— start TEXT PASSAGE —

At the very least: if you’re really as filthy rich as you claim to be, revealing all your “ultra secret” money making IM strategies out of the goodness of your heart, merely because you “want to give back” (oh yeah, fat chance we’ll buy into that, bozo – why not look up “hypocrisy” in Wikipedia unless that prime resource of modern day intellectuality isn’t way beyond you as well), next time you hit my eyeballs, the first thing I’ll check out is whether you’re either too strapped for cash or plain too stingy to deliver proper transcripts along with your vids. Giving people a choice, you know. (By the way, you can actually outsource those for a song, in case you can’t even afford some decently paid native speakers…)
And if you don’t, just get out of my life, will you? A man’s got work to do, most of which involves reading and writing, not viewing another ugly hemming mug going all frantic commenting some irrelevant PowerPoint slides and wasting half an hour’s rambling on some explanation that would just as easily fit on half a page of paper I can ingest in a minute or less.

— end TEXT PASSAGE —

### EXERCISES
A: In the rant about online marketing videos, what does the writer say will be the first thing they check the next time one of these marketers shows up?
B: Carry on the rant about online marketing videos from its last sentence.

— start RAW DATA —

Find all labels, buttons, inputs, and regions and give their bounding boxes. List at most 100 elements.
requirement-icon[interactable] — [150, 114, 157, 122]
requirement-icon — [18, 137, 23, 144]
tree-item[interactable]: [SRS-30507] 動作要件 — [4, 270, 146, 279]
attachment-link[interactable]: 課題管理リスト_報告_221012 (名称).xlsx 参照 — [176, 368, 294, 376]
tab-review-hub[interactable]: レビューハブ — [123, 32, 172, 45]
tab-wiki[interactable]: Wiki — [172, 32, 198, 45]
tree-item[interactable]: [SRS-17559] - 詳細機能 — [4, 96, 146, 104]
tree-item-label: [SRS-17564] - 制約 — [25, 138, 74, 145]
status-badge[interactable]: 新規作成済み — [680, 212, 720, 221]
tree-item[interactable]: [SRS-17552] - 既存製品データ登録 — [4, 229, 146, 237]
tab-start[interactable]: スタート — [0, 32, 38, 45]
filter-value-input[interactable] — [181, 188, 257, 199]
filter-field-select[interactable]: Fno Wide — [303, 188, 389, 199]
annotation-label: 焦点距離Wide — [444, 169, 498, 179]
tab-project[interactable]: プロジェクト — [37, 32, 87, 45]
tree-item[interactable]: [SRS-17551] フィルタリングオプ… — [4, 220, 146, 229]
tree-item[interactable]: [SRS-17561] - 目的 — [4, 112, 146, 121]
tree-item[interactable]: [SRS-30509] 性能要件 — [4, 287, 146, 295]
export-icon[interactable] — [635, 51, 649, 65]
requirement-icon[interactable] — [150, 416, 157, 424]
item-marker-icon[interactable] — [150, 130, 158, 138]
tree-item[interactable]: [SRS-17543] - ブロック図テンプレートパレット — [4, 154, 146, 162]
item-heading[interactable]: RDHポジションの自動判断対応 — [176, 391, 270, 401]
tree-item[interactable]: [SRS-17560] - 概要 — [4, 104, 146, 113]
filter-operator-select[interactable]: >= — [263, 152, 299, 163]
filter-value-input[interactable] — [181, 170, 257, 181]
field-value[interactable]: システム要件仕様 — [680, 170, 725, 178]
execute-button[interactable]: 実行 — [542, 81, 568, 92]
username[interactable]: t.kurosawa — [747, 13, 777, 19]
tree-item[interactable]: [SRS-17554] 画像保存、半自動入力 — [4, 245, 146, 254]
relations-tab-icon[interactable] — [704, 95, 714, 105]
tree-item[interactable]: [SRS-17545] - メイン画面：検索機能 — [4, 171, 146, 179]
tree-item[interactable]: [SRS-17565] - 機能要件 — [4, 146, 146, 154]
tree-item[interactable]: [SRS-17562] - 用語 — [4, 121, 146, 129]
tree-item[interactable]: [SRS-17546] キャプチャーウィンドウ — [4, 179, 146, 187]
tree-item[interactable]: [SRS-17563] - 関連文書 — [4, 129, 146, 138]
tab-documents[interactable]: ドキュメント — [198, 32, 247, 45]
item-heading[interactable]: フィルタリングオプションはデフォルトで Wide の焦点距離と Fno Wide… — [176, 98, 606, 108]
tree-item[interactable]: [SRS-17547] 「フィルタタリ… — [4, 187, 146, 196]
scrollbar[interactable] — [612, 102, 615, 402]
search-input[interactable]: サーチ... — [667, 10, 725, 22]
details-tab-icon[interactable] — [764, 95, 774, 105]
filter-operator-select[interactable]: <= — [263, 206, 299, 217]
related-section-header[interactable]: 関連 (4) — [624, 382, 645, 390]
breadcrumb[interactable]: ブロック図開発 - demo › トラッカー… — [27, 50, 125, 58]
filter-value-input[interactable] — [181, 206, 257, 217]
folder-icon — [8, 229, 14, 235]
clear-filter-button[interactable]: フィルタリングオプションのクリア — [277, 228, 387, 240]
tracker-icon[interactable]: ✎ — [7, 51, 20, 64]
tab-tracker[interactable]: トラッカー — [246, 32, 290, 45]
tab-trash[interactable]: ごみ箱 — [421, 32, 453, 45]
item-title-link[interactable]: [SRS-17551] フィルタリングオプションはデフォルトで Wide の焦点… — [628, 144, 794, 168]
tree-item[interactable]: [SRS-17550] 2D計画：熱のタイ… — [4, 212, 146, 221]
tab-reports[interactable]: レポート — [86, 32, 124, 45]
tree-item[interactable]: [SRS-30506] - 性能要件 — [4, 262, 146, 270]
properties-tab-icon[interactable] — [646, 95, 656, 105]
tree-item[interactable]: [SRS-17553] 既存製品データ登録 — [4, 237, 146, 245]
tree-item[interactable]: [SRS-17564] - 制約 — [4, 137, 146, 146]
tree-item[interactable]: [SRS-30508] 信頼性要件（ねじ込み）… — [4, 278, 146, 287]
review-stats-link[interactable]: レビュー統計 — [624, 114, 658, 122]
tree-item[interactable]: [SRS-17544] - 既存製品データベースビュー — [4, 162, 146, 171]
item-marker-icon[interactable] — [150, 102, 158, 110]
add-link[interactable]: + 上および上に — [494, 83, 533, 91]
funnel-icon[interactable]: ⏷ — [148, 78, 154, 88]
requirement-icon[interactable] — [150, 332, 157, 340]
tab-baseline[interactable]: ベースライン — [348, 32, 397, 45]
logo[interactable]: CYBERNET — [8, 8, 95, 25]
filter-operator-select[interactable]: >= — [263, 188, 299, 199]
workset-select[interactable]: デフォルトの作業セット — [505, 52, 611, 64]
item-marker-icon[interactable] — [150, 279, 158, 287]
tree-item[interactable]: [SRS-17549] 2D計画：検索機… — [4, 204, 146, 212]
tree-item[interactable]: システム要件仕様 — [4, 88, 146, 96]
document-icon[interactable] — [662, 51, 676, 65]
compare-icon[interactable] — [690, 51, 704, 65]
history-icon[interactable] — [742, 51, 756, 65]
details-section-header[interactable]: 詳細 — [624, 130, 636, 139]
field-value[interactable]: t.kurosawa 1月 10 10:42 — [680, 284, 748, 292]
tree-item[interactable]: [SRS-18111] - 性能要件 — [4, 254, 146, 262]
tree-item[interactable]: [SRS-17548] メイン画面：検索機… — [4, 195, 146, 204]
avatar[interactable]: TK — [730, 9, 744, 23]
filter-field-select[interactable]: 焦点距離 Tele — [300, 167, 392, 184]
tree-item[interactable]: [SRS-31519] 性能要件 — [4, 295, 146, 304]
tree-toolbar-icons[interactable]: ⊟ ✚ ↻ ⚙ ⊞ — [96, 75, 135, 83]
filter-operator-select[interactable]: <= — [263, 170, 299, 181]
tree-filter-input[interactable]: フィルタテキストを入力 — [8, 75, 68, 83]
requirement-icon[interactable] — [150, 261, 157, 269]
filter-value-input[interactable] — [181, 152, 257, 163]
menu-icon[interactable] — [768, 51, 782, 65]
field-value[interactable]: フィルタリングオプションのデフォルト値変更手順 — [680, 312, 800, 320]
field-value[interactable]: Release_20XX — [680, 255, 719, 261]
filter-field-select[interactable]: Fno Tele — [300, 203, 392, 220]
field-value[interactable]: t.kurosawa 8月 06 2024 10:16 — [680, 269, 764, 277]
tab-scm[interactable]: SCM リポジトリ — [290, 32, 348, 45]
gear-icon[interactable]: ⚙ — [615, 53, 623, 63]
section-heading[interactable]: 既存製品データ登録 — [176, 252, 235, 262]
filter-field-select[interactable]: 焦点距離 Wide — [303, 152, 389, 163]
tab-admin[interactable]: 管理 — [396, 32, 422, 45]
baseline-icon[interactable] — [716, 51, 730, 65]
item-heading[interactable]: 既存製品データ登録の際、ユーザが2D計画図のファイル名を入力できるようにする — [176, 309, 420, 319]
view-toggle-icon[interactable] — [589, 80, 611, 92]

— end RAW DATA —

### ANSWERS BELOW
A: Whether the marketer is too strapped for cash or too stingy to provide proper transcripts along with the videos.

B:
Like it or not, time is still money, you know? So if you set out to thoughtlessly waste mine, don’t expect me to throw even more of the same at you in future.
P.S.: If you feel you must go for producing some videos anyway because everyone keeps telling you you should, please feel properly discouraged now!
P.P.S.: If feeling properly discouraged regrettably still won’t make you change your mind, at any rate let some people who know their trade show you how to do it. Like in these videos (ha!) here and here. There may be better and more comprehensive courses, I don’t know, but this is one resource I’ve recently come across and do happen to find recommendable. And yes, it’s free.
P.P.P.S.: In spite of what many self-declared video “gurus” may claim, audio tracks and podcasts are an entirely different animal – and much less of a time waster if only because you can listen to them while driving or pursuing some other mentally less sophisticated activity. They’re just as popular if not more so and may actually make you look much more like a pro than some sloppy vid you may cook up. For a pretty good free webinar on the topic that was recently conducted by Jim Edwards and Mike Stewart  try here . (Site says it will be pulled soon, so hurry up. And yes, of course it’s followed up by a sales pitch – I mean, how “free” is “free” these days anyway? But it does offer excellent advice as far as primers go.)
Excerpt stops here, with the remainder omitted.